(Rows from a figure dataset):

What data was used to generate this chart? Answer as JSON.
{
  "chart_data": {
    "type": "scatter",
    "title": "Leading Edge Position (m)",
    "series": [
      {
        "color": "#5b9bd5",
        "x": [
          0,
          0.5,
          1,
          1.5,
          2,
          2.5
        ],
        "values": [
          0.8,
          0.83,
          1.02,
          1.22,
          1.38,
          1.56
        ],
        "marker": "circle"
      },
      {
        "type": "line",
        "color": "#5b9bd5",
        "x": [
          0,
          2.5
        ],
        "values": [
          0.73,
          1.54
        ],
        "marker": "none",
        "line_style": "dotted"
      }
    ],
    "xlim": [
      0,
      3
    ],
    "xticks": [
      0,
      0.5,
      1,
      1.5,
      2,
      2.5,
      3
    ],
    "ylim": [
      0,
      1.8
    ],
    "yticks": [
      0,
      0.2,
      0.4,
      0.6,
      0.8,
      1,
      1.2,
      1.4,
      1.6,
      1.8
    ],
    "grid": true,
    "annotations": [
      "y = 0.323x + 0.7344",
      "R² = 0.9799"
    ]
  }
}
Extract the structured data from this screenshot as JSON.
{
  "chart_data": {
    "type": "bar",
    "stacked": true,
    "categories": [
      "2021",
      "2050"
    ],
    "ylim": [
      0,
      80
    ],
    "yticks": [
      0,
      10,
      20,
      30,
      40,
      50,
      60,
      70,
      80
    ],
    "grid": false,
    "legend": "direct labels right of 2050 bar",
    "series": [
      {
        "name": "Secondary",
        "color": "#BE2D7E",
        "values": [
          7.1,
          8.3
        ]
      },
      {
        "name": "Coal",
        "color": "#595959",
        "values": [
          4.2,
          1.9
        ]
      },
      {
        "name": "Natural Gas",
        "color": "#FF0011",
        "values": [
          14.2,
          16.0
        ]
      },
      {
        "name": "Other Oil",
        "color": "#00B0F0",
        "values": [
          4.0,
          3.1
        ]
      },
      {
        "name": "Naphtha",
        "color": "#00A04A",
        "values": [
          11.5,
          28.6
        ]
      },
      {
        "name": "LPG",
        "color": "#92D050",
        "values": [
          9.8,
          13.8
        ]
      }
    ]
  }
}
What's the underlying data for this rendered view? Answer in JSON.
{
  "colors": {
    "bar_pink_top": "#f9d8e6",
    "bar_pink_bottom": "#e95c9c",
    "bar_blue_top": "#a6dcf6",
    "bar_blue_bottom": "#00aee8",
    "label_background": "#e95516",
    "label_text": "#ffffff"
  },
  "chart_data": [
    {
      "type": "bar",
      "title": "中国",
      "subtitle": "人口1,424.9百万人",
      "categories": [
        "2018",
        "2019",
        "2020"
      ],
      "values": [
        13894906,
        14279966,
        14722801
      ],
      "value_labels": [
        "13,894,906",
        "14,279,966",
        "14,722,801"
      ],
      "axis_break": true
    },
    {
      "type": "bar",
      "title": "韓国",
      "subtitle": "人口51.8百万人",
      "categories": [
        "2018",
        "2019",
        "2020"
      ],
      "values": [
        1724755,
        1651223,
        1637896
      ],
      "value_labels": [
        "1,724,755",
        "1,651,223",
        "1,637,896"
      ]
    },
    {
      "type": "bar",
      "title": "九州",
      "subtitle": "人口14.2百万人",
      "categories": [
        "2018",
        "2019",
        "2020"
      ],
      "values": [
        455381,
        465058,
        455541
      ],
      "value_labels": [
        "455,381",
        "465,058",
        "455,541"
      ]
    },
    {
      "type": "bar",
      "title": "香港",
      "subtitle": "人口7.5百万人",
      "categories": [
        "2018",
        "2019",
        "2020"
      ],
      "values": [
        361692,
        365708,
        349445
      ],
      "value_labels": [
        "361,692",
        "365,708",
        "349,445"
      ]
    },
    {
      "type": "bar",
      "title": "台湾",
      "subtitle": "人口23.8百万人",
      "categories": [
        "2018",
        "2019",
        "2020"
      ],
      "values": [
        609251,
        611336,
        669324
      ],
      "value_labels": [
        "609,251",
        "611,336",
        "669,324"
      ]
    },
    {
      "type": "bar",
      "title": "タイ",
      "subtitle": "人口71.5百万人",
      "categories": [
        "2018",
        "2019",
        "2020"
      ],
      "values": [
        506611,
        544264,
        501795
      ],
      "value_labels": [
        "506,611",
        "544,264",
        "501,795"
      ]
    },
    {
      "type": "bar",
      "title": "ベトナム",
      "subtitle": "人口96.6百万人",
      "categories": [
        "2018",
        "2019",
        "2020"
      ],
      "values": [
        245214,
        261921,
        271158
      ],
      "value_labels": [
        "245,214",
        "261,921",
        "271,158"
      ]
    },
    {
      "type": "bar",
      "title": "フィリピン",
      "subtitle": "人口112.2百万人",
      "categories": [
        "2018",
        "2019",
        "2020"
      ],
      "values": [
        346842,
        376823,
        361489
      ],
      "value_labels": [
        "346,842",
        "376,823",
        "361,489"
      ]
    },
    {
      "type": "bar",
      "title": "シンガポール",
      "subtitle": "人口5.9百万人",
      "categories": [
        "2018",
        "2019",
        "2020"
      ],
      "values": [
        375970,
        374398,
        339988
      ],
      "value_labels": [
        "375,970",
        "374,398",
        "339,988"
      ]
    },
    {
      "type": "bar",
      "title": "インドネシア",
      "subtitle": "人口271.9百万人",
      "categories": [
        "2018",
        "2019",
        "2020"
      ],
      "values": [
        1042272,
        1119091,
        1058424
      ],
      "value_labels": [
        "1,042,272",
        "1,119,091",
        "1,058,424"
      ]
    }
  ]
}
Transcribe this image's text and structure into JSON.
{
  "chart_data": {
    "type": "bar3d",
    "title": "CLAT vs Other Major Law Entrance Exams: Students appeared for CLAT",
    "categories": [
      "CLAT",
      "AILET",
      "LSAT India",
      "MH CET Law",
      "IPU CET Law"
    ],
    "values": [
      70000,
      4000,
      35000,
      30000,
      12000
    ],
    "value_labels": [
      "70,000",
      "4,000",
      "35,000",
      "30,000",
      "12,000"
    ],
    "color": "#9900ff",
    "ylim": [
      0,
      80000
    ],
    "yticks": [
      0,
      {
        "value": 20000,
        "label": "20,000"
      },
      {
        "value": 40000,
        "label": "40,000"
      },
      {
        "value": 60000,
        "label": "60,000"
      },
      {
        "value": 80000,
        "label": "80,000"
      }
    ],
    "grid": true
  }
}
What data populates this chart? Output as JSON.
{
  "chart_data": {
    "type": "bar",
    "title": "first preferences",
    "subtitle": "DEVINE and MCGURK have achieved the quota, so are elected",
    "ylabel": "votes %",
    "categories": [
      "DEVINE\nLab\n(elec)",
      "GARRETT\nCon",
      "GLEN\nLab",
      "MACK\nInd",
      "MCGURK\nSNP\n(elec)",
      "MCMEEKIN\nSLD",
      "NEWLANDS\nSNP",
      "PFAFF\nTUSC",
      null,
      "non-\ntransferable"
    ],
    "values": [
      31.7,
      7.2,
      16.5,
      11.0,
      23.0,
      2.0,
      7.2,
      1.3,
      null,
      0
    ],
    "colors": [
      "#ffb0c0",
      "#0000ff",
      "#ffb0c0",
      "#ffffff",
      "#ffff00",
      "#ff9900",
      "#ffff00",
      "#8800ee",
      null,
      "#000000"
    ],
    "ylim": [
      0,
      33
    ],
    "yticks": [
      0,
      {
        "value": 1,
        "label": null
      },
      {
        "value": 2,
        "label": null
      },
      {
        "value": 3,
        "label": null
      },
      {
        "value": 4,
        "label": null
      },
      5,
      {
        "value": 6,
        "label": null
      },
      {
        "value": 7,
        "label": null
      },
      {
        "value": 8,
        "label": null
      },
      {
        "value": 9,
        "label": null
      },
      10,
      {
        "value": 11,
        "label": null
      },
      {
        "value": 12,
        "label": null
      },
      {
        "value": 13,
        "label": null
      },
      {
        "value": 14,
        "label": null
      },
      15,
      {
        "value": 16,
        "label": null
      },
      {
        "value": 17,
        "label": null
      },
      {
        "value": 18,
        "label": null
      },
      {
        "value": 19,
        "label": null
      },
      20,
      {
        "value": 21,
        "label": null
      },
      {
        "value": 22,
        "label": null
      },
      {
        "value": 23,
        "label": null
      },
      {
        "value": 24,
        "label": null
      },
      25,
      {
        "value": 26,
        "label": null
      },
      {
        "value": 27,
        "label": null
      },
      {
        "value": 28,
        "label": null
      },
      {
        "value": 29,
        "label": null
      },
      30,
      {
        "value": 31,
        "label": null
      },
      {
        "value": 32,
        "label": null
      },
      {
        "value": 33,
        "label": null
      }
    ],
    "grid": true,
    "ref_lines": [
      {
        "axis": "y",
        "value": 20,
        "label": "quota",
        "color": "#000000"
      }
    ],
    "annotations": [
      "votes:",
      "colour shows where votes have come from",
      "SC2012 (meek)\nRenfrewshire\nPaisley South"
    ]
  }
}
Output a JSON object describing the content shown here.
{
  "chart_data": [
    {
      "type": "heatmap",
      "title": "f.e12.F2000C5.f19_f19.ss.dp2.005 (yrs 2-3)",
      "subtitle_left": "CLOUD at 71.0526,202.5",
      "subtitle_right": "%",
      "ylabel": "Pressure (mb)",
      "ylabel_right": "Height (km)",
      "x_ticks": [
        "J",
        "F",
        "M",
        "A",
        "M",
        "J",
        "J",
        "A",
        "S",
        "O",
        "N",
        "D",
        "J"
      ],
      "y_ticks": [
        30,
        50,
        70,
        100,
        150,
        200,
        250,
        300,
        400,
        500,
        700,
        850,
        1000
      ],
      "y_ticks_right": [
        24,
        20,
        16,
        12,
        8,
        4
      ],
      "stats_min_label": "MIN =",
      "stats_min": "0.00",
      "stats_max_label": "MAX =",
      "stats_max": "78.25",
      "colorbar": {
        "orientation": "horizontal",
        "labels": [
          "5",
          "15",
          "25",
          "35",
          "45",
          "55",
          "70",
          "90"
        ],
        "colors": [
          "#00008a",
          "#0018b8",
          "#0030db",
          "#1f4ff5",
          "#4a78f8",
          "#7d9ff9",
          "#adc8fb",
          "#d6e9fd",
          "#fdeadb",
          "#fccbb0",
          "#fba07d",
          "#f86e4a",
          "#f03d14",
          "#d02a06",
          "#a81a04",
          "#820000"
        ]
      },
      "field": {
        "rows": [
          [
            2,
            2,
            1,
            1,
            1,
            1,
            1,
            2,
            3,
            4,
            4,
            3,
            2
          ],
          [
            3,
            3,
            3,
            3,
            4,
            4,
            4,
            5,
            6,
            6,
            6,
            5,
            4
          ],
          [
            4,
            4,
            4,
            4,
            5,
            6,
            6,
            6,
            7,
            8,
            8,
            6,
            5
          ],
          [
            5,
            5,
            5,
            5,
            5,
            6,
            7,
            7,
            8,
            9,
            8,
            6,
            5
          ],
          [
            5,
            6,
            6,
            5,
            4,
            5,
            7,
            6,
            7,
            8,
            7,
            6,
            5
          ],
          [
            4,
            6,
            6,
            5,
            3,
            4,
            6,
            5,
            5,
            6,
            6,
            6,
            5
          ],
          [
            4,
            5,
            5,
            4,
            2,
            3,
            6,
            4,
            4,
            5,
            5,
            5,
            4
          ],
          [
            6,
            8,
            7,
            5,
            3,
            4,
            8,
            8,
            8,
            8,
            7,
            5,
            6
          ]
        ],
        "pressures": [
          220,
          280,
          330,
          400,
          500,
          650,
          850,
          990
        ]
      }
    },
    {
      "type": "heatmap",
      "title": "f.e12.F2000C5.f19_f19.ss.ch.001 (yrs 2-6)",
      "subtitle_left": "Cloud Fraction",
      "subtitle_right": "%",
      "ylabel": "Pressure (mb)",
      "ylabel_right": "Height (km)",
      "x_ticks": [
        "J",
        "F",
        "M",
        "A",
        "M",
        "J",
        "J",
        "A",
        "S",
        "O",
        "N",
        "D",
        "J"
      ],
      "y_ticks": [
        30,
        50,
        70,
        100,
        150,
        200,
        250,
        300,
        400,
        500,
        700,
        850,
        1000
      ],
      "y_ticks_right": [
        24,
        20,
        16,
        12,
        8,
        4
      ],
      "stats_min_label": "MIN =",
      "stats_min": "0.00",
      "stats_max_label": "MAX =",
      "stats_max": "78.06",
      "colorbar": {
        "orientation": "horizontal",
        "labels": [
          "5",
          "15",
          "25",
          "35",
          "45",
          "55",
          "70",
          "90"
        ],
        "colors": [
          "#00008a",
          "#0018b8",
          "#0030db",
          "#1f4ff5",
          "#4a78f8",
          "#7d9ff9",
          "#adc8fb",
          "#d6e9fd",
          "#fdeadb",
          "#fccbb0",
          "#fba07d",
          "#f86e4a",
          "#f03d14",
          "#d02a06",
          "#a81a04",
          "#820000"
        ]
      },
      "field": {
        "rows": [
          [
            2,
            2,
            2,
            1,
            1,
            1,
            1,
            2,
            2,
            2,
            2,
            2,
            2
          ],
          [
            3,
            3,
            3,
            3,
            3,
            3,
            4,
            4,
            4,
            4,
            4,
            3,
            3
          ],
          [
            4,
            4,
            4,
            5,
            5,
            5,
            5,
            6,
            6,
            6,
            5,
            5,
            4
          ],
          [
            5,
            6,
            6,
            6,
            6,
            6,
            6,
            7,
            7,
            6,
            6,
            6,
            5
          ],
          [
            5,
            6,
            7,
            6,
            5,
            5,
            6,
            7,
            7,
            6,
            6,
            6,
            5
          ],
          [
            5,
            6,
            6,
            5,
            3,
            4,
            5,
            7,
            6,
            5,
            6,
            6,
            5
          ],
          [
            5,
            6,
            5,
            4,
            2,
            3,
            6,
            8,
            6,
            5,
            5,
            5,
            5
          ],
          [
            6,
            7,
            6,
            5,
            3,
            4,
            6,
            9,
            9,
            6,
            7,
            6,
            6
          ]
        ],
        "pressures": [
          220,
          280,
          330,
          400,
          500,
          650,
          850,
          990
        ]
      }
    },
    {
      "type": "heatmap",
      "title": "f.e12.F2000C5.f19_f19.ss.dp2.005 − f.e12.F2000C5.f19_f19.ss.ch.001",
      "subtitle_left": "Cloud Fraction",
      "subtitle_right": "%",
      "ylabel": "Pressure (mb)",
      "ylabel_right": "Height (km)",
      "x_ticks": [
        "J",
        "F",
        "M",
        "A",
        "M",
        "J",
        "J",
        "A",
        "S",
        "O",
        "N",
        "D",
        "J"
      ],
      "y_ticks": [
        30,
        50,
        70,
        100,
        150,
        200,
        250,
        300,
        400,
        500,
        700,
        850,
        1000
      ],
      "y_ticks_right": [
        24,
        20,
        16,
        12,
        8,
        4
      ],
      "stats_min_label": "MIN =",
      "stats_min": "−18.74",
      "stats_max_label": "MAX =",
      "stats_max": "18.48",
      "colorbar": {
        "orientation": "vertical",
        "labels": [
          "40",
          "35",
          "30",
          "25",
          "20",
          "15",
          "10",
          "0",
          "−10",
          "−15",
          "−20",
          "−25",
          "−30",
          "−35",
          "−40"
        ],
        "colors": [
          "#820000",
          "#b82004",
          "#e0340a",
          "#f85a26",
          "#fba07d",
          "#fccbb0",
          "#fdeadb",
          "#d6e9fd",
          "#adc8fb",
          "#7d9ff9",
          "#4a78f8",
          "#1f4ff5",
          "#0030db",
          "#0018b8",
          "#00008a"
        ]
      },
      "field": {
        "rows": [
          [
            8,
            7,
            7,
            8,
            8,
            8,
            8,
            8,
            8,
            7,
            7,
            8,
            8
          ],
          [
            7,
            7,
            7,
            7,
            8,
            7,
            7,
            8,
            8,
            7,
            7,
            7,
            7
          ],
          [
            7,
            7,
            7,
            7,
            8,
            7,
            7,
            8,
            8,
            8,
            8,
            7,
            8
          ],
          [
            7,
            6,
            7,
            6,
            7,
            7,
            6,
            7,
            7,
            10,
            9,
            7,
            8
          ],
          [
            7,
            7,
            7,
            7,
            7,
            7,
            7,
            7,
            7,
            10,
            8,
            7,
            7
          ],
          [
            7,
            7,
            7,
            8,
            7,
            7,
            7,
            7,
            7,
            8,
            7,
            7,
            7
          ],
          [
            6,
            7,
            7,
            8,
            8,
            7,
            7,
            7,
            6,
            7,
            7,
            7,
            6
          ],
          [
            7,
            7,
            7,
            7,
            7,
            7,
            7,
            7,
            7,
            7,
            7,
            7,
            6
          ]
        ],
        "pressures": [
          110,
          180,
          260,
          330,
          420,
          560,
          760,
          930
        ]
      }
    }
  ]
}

(WHAT IS ASKED): Look for the word "Other" and return every line where it occurs.

(EXERCISE SOLUTION):
        "name": "Other Oil",
    "title": "CLAT vs Other Major Law Entrance Exams: Students appeared for CLAT",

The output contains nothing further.